— START RECORDS PROVIDED —

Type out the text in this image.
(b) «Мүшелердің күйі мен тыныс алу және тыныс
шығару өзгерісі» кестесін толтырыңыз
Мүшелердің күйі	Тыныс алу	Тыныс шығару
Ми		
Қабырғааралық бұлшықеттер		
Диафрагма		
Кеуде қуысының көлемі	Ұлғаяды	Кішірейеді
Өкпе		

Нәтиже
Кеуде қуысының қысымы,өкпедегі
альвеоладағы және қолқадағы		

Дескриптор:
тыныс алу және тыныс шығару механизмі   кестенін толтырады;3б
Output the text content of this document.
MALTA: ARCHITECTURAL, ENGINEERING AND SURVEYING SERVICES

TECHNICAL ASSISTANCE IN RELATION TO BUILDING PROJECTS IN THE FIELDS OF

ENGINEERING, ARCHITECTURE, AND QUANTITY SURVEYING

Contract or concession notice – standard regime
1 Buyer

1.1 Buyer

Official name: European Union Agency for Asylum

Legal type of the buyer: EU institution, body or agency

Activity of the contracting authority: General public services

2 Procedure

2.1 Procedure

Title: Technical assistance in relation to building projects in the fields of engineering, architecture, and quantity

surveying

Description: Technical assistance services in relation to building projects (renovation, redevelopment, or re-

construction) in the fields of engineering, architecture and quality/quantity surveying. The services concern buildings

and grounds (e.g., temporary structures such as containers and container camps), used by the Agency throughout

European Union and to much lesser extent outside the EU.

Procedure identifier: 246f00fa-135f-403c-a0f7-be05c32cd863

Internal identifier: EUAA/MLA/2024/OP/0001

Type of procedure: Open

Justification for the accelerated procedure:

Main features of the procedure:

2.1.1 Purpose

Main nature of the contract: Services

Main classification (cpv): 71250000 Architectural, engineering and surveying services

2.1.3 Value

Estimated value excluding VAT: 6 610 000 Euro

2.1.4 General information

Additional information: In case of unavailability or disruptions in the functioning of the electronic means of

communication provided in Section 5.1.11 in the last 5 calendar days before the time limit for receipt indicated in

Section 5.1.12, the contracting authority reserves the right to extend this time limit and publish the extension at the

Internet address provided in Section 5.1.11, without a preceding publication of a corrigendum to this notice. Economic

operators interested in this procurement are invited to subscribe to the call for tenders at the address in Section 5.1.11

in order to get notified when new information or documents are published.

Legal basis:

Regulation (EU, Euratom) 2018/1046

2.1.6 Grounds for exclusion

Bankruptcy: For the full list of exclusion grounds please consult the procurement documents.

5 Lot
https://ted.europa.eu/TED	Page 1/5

— END RECORDS PROVIDED —

**YOUR GOAL:** Print back all the lines verbatim.

**CORRECT ANSWER:**
Type out the text in this image.
(b) «Мүшелердің күйі мен тыныс алу және тыныс
шығару өзгерісі» кестесін толтырыңыз
Мүшелердің күйі	Тыныс алу	Тыныс шығару
Ми		
Қабырғааралық бұлшықеттер		
Диафрагма		
Кеуде қуысының көлемі	Ұлғаяды	Кішірейеді
Өкпе		

Нәтиже
Кеуде қуысының қысымы,өкпедегі
альвеоладағы және қолқадағы		

Дескриптор:
тыныс алу және тыныс шығару механизмі   кестенін толтырады;3б
Output the text content of this document.
MALTA: ARCHITECTURAL, ENGINEERING AND SURVEYING SERVICES

TECHNICAL ASSISTANCE IN RELATION TO BUILDING PROJECTS IN THE FIELDS OF

ENGINEERING, ARCHITECTURE, AND QUANTITY SURVEYING

Contract or concession notice – standard regime
1 Buyer

1.1 Buyer

Official name: European Union Agency for Asylum

Legal type of the buyer: EU institution, body or agency

Activity of the contracting authority: General public services

2 Procedure

2.1 Procedure

Title: Technical assistance in relation to building projects in the fields of engineering, architecture, and quantity

surveying

Description: Technical assistance services in relation to building projects (renovation, redevelopment, or re-

construction) in the fields of engineering, architecture and quality/quantity surveying. The services concern buildings

and grounds (e.g., temporary structures such as containers and container camps), used by the Agency throughout

European Union and to much lesser extent outside the EU.

Procedure identifier: 246f00fa-135f-403c-a0f7-be05c32cd863

Internal identifier: EUAA/MLA/2024/OP/0001

Type of procedure: Open

Justification for the accelerated procedure:

Main features of the procedure:

2.1.1 Purpose

Main nature of the contract: Services

Main classification (cpv): 71250000 Architectural, engineering and surveying services

2.1.3 Value

Estimated value excluding VAT: 6 610 000 Euro

2.1.4 General information

Additional information: In case of unavailability or disruptions in the functioning of the electronic means of

communication provided in Section 5.1.11 in the last 5 calendar days before the time limit for receipt indicated in

Section 5.1.12, the contracting authority reserves the right to extend this time limit and publish the extension at the

Internet address provided in Section 5.1.11, without a preceding publication of a corrigendum to this notice. Economic

operators interested in this procurement are invited to subscribe to the call for tenders at the address in Section 5.1.11

in order to get notified when new information or documents are published.

Legal basis:

Regulation (EU, Euratom) 2018/1046

2.1.6 Grounds for exclusion

Bankruptcy: For the full list of exclusion grounds please consult the procurement documents.

5 Lot
https://ted.europa.eu/TED	Page 1/5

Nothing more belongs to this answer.